§ **Records shown**:
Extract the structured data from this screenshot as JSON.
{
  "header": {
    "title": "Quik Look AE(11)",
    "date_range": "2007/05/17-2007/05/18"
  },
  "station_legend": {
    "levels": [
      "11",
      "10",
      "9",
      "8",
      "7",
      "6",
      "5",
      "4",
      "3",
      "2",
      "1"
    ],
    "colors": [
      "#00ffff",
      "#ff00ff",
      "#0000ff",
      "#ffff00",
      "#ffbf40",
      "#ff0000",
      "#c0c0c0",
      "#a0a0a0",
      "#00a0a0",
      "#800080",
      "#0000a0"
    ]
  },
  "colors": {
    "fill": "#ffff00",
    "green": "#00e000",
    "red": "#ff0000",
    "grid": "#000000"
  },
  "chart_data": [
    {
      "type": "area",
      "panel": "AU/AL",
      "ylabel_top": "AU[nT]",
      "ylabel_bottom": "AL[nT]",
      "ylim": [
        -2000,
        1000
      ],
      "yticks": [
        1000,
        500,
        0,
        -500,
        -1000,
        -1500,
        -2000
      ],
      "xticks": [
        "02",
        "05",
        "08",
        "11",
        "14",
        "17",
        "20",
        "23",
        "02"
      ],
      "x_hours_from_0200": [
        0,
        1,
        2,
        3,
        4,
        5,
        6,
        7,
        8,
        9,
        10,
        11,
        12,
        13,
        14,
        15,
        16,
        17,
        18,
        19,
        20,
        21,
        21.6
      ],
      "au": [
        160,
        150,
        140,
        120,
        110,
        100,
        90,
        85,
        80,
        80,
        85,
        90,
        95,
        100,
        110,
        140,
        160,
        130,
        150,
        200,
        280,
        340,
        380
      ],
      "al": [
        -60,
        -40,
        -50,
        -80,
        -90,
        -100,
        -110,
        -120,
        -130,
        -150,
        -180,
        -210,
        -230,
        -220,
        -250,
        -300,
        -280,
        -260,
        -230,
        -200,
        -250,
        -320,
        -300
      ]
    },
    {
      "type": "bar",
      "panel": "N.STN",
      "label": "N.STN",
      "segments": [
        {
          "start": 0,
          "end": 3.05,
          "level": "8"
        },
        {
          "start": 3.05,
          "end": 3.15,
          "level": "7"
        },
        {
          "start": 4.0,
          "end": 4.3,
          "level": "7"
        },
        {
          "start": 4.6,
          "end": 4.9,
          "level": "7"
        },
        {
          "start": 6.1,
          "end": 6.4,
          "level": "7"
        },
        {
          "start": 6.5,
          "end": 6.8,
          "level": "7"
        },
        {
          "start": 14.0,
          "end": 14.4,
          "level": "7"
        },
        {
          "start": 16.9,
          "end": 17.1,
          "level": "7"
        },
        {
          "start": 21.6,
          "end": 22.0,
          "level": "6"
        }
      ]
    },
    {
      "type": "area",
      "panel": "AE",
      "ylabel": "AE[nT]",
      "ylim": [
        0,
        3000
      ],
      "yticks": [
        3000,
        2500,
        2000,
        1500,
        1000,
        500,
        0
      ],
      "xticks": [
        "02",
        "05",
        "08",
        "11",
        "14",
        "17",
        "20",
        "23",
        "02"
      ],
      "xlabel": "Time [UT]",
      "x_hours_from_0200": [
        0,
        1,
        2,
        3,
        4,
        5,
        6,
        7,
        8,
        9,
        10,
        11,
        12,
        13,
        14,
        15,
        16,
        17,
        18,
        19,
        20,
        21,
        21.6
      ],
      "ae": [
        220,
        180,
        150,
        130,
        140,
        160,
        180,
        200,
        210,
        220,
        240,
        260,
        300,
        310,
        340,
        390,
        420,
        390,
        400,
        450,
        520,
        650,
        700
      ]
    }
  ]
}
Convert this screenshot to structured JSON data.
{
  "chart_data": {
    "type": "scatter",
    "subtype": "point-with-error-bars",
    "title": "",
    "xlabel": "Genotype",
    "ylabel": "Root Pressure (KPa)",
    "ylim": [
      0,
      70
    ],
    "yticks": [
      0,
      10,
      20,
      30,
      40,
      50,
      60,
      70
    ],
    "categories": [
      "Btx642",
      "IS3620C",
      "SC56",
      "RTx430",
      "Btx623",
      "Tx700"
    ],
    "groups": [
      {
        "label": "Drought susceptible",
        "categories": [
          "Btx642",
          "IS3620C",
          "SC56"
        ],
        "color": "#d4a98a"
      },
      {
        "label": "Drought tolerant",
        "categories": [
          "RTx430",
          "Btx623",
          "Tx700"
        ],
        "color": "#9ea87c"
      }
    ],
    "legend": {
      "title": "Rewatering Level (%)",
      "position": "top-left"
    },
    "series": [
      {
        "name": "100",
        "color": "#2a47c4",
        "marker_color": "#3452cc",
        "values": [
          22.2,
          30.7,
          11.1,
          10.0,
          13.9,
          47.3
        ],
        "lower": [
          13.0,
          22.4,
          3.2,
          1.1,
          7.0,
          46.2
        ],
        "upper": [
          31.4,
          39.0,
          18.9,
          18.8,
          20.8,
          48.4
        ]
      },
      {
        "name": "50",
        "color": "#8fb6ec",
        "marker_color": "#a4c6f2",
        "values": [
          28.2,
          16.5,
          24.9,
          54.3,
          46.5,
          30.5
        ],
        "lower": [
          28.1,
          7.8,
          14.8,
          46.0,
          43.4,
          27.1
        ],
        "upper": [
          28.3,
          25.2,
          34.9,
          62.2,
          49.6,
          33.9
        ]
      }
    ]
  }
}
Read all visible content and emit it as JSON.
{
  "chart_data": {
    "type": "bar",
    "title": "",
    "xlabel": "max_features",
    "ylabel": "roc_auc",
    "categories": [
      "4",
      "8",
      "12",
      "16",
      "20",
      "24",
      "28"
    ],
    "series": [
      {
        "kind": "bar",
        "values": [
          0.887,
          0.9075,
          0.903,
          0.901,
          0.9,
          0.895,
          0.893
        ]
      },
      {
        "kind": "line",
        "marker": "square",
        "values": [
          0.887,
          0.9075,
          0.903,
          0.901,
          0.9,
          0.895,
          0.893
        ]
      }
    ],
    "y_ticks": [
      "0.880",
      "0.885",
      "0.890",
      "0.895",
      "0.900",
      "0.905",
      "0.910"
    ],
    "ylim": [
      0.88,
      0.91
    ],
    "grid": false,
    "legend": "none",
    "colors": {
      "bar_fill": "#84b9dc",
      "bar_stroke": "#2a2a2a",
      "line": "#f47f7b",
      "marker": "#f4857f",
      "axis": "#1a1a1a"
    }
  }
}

§ **Directions**: Reproduce each entry above exactly, keeping every word.

§ **Expected answer**:
Extract the structured data from this screenshot as JSON.
{
  "header": {
    "title": "Quik Look AE(11)",
    "date_range": "2007/05/17-2007/05/18"
  },
  "station_legend": {
    "levels": [
      "11",
      "10",
      "9",
      "8",
      "7",
      "6",
      "5",
      "4",
      "3",
      "2",
      "1"
    ],
    "colors": [
      "#00ffff",
      "#ff00ff",
      "#0000ff",
      "#ffff00",
      "#ffbf40",
      "#ff0000",
      "#c0c0c0",
      "#a0a0a0",
      "#00a0a0",
      "#800080",
      "#0000a0"
    ]
  },
  "colors": {
    "fill": "#ffff00",
    "green": "#00e000",
    "red": "#ff0000",
    "grid": "#000000"
  },
  "chart_data": [
    {
      "type": "area",
      "panel": "AU/AL",
      "ylabel_top": "AU[nT]",
      "ylabel_bottom": "AL[nT]",
      "ylim": [
        -2000,
        1000
      ],
      "yticks": [
        1000,
        500,
        0,
        -500,
        -1000,
        -1500,
        -2000
      ],
      "xticks": [
        "02",
        "05",
        "08",
        "11",
        "14",
        "17",
        "20",
        "23",
        "02"
      ],
      "x_hours_from_0200": [
        0,
        1,
        2,
        3,
        4,
        5,
        6,
        7,
        8,
        9,
        10,
        11,
        12,
        13,
        14,
        15,
        16,
        17,
        18,
        19,
        20,
        21,
        21.6
      ],
      "au": [
        160,
        150,
        140,
        120,
        110,
        100,
        90,
        85,
        80,
        80,
        85,
        90,
        95,
        100,
        110,
        140,
        160,
        130,
        150,
        200,
        280,
        340,
        380
      ],
      "al": [
        -60,
        -40,
        -50,
        -80,
        -90,
        -100,
        -110,
        -120,
        -130,
        -150,
        -180,
        -210,
        -230,
        -220,
        -250,
        -300,
        -280,
        -260,
        -230,
        -200,
        -250,
        -320,
        -300
      ]
    },
    {
      "type": "bar",
      "panel": "N.STN",
      "label": "N.STN",
      "segments": [
        {
          "start": 0,
          "end": 3.05,
          "level": "8"
        },
        {
          "start": 3.05,
          "end": 3.15,
          "level": "7"
        },
        {
          "start": 4.0,
          "end": 4.3,
          "level": "7"
        },
        {
          "start": 4.6,
          "end": 4.9,
          "level": "7"
        },
        {
          "start": 6.1,
          "end": 6.4,
          "level": "7"
        },
        {
          "start": 6.5,
          "end": 6.8,
          "level": "7"
        },
        {
          "start": 14.0,
          "end": 14.4,
          "level": "7"
        },
        {
          "start": 16.9,
          "end": 17.1,
          "level": "7"
        },
        {
          "start": 21.6,
          "end": 22.0,
          "level": "6"
        }
      ]
    },
    {
      "type": "area",
      "panel": "AE",
      "ylabel": "AE[nT]",
      "ylim": [
        0,
        3000
      ],
      "yticks": [
        3000,
        2500,
        2000,
        1500,
        1000,
        500,
        0
      ],
      "xticks": [
        "02",
        "05",
        "08",
        "11",
        "14",
        "17",
        "20",
        "23",
        "02"
      ],
      "xlabel": "Time [UT]",
      "x_hours_from_0200": [
        0,
        1,
        2,
        3,
        4,
        5,
        6,
        7,
        8,
        9,
        10,
        11,
        12,
        13,
        14,
        15,
        16,
        17,
        18,
        19,
        20,
        21,
        21.6
      ],
      "ae": [
        220,
        180,
        150,
        130,
        140,
        160,
        180,
        200,
        210,
        220,
        240,
        260,
        300,
        310,
        340,
        390,
        420,
        390,
        400,
        450,
        520,
        650,
        700
      ]
    }
  ]
}
Convert this screenshot to structured JSON data.
{
  "chart_data": {
    "type": "scatter",
    "subtype": "point-with-error-bars",
    "title": "",
    "xlabel": "Genotype",
    "ylabel": "Root Pressure (KPa)",
    "ylim": [
      0,
      70
    ],
    "yticks": [
      0,
      10,
      20,
      30,
      40,
      50,
      60,
      70
    ],
    "categories": [
      "Btx642",
      "IS3620C",
      "SC56",
      "RTx430",
      "Btx623",
      "Tx700"
    ],
    "groups": [
      {
        "label": "Drought susceptible",
        "categories": [
          "Btx642",
          "IS3620C",
          "SC56"
        ],
        "color": "#d4a98a"
      },
      {
        "label": "Drought tolerant",
        "categories": [
          "RTx430",
          "Btx623",
          "Tx700"
        ],
        "color": "#9ea87c"
      }
    ],
    "legend": {
      "title": "Rewatering Level (%)",
      "position": "top-left"
    },
    "series": [
      {
        "name": "100",
        "color": "#2a47c4",
        "marker_color": "#3452cc",
        "values": [
          22.2,
          30.7,
          11.1,
          10.0,
          13.9,
          47.3
        ],
        "lower": [
          13.0,
          22.4,
          3.2,
          1.1,
          7.0,
          46.2
        ],
        "upper": [
          31.4,
          39.0,
          18.9,
          18.8,
          20.8,
          48.4
        ]
      },
      {
        "name": "50",
        "color": "#8fb6ec",
        "marker_color": "#a4c6f2",
        "values": [
          28.2,
          16.5,
          24.9,
          54.3,
          46.5,
          30.5
        ],
        "lower": [
          28.1,
          7.8,
          14.8,
          46.0,
          43.4,
          27.1
        ],
        "upper": [
          28.3,
          25.2,
          34.9,
          62.2,
          49.6,
          33.9
        ]
      }
    ]
  }
}
Read all visible content and emit it as JSON.
{
  "chart_data": {
    "type": "bar",
    "title": "",
    "xlabel": "max_features",
    "ylabel": "roc_auc",
    "categories": [
      "4",
      "8",
      "12",
      "16",
      "20",
      "24",
      "28"
    ],
    "series": [
      {
        "kind": "bar",
        "values": [
          0.887,
          0.9075,
          0.903,
          0.901,
          0.9,
          0.895,
          0.893
        ]
      },
      {
        "kind": "line",
        "marker": "square",
        "values": [
          0.887,
          0.9075,
          0.903,
          0.901,
          0.9,
          0.895,
          0.893
        ]
      }
    ],
    "y_ticks": [
      "0.880",
      "0.885",
      "0.890",
      "0.895",
      "0.900",
      "0.905",
      "0.910"
    ],
    "ylim": [
      0.88,
      0.91
    ],
    "grid": false,
    "legend": "none",
    "colors": {
      "bar_fill": "#84b9dc",
      "bar_stroke": "#2a2a2a",
      "line": "#f47f7b",
      "marker": "#f4857f",
      "axis": "#1a1a1a"
    }
  }
}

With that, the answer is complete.